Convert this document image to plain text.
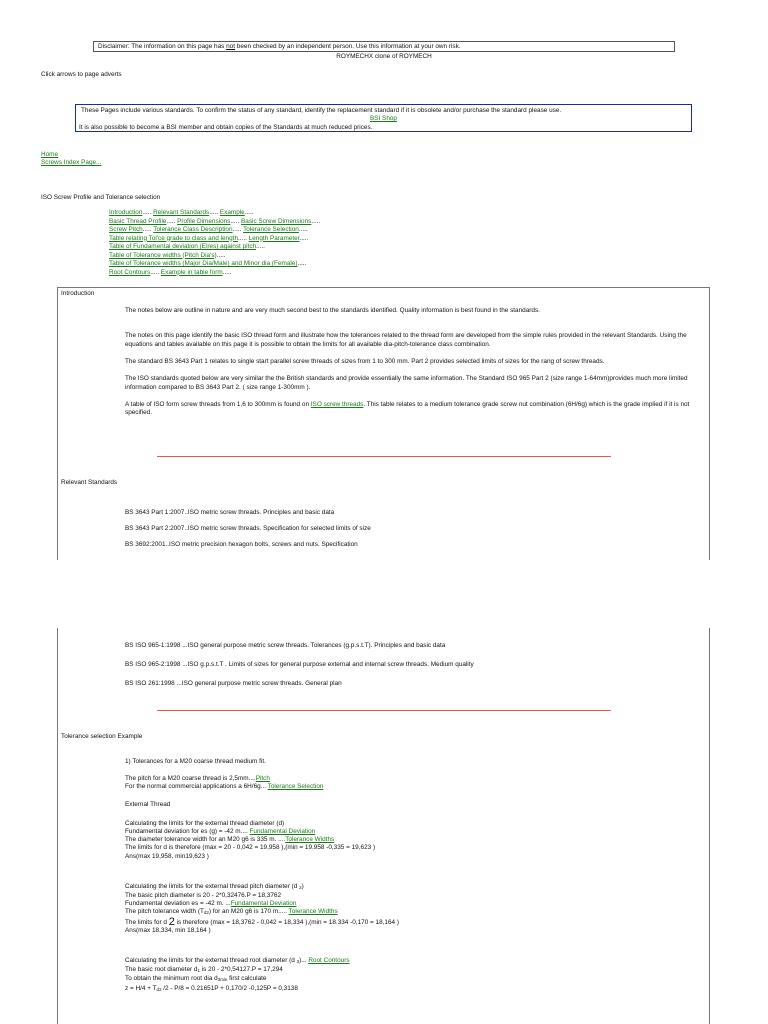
Disclaimer: The information on this page has not been checked by an independent person. Use this information at your own risk.
ROYMECHX clone of ROYMECH
Click arrows to page adverts
These Pages include various standards. To confirm the status of any standard, identify the replacement standard if it is obsolete and/or purchase the standard please use.
BSI Shop
It is also possible to become a BSI member and obtain copies of the Standards at much reduced prices.
Home
Screws Index Page...
ISO Screw Profile and Tolerance selection
Introduction..... Relevant Standards..... Example.....
Basic Thread Profile..... Profile Dimensions..... Basic Screw Dimensions.....
Screw Pitch..... Tolerance Class Description..... Tolerance Selection.....
Table relating Tol'ce grade to class and length..... Length Parameter.....
Table of Fundamental deviation (EI/es) against pitch.....
Table of Tolerance widths (Pitch Dia's).....
Table of Tolerance widths (Major Dia/Male) and Minor dia (Female).....
Root Contours..... Example in table form.....
Introduction

The notes below are outline in nature and are very much second best to the standards identified. Quality information is best found in the standards.

The notes on this page identify the basic ISO thread form and illustrate how the tolerances related to the thread form are developed from the simple rules provided in the relevant Standards. Using the equations and tables available on this page it is possible to obtain the limits for all available dia-pitch-tolerance class combination.

The standard BS 3643 Part 1 relates to single start parallel screw threads of sizes from 1 to 300 mm. Part 2 provides selected limits of sizes for the rang of screw threads.

The ISO standards quoted below are very similar the the British standards and provide essentially the same information. The Standard ISO 965 Part 2 (size range 1-64mm)provides much more limited information compared to BS 3643 Part 2. ( size range 1-300mm ).

A table of ISO form screw threads from 1,6 to 300mm is found on ISO screw threads. This table relates to a medium tolerance grade screw nut combination (6H/6g) which is the grade implied if it is not specified.

Relevant Standards
BS 3643 Part 1:2007..ISO metric screw threads. Principles and basic data
BS 3643 Part 2:2007..ISO metric screw threads. Specification for selected limits of size
BS 3692:2001..ISO metric precision hexagon bolts, screws and nuts. Specification
BS ISO 965-1:1998 ...ISO general purpose metric screw threads. Tolerances (g.p.s.t.T). Principles and basic data
BS ISO 965-2:1998 ...ISO g.p.s.t.T . Limits of sizes for general purpose external and internal screw threads. Medium quality
BS ISO 261:1998 ...ISO general purpose metric screw threads. General plan
Tolerance selection Example

1) Tolerances for a M20 coarse thread medium fit.

The pitch for a M20 coarse thread is 2,5mm....Pitch

For the normal commercial applications a 6H/6g... Tolerance Selection

External Thread

Calculating the limits for the external thread diameter (d)

Fundamental deviation for es (g) = -42 m.... Fundamental Deviation

The diameter tolerance width for an M20 g6 is 335 m. ....Tolerance Widths

The limits for d is therefore (max = 20 - 0,042 = 19,958 ),(min = 19.958 -0,335 = 19,623 )

Ans(max 19,958, min19,623 )

Calculating the limits for the external thread pitch diameter (d $_2$)

The basic pitch diameter is 20 - 2*0,32476.P = 18,3762

Fundamental deviation es = -42 m. ...Fundamental Deviation

The pitch tolerance width $(T_{d2})$ for an M20 g6 is 170 m..... Tolerance Widths

The limits for d 2 is therefore (max = 18,3762 - 0,042 = 18,334 ),(min = 18.334 -0,170 = 18,164 )

Ans(max 18,334, min 18,164 )

Calculating the limits for the external thread root diameter (d $_3$)... Root Contours

The basic root diameter $d_1$ is 20 - 2*0,54127.P = 17,294

To obtain the minimum root dia $d_{3min}$ first calculate

$z = H/4 + T_{d2}$ /2 - P/8 = 0.21651P + 0,170/2 -0,125P = 0,3138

→ What you need to do
Write out the entries above verbatim; the pictures do not belong in your copy.

→ Response to this exercise
Convert this document image to plain text.
Disclaimer: The information on this page has not been checked by an independent person. Use this information at your own risk.
ROYMECHX clone of ROYMECH
Click arrows to page adverts
These Pages include various standards. To confirm the status of any standard, identify the replacement standard if it is obsolete and/or purchase the standard please use.
BSI Shop
It is also possible to become a BSI member and obtain copies of the Standards at much reduced prices.
Home
Screws Index Page...
ISO Screw Profile and Tolerance selection
Introduction..... Relevant Standards..... Example.....
Basic Thread Profile..... Profile Dimensions..... Basic Screw Dimensions.....
Screw Pitch..... Tolerance Class Description..... Tolerance Selection.....
Table relating Tol'ce grade to class and length..... Length Parameter.....
Table of Fundamental deviation (EI/es) against pitch.....
Table of Tolerance widths (Pitch Dia's).....
Table of Tolerance widths (Major Dia/Male) and Minor dia (Female).....
Root Contours..... Example in table form.....
Introduction

The notes below are outline in nature and are very much second best to the standards identified. Quality information is best found in the standards.

The notes on this page identify the basic ISO thread form and illustrate how the tolerances related to the thread form are developed from the simple rules provided in the relevant Standards. Using the equations and tables available on this page it is possible to obtain the limits for all available dia-pitch-tolerance class combination.

The standard BS 3643 Part 1 relates to single start parallel screw threads of sizes from 1 to 300 mm. Part 2 provides selected limits of sizes for the rang of screw threads.

The ISO standards quoted below are very similar the the British standards and provide essentially the same information. The Standard ISO 965 Part 2 (size range 1-64mm)provides much more limited information compared to BS 3643 Part 2. ( size range 1-300mm ).

A table of ISO form screw threads from 1,6 to 300mm is found on ISO screw threads. This table relates to a medium tolerance grade screw nut combination (6H/6g) which is the grade implied if it is not specified.

Relevant Standards
BS 3643 Part 1:2007..ISO metric screw threads. Principles and basic data
BS 3643 Part 2:2007..ISO metric screw threads. Specification for selected limits of size
BS 3692:2001..ISO metric precision hexagon bolts, screws and nuts. Specification
BS ISO 965-1:1998 ...ISO general purpose metric screw threads. Tolerances (g.p.s.t.T). Principles and basic data
BS ISO 965-2:1998 ...ISO g.p.s.t.T . Limits of sizes for general purpose external and internal screw threads. Medium quality
BS ISO 261:1998 ...ISO general purpose metric screw threads. General plan
Tolerance selection Example

1) Tolerances for a M20 coarse thread medium fit.

The pitch for a M20 coarse thread is 2,5mm....Pitch

For the normal commercial applications a 6H/6g... Tolerance Selection

External Thread

Calculating the limits for the external thread diameter (d)

Fundamental deviation for es (g) = -42 m.... Fundamental Deviation

The diameter tolerance width for an M20 g6 is 335 m. ....Tolerance Widths

The limits for d is therefore (max = 20 - 0,042 = 19,958 ),(min = 19.958 -0,335 = 19,623 )

Ans(max 19,958, min19,623 )

Calculating the limits for the external thread pitch diameter (d $_2$)

The basic pitch diameter is 20 - 2*0,32476.P = 18,3762

Fundamental deviation es = -42 m. ...Fundamental Deviation

The pitch tolerance width $(T_{d2})$ for an M20 g6 is 170 m..... Tolerance Widths

The limits for d 2 is therefore (max = 18,3762 - 0,042 = 18,334 ),(min = 18.334 -0,170 = 18,164 )

Ans(max 18,334, min 18,164 )

Calculating the limits for the external thread root diameter (d $_3$)... Root Contours

The basic root diameter $d_1$ is 20 - 2*0,54127.P = 17,294

To obtain the minimum root dia $d_{3min}$ first calculate

$z = H/4 + T_{d2}$ /2 - P/8 = 0.21651P + 0,170/2 -0,125P = 0,3138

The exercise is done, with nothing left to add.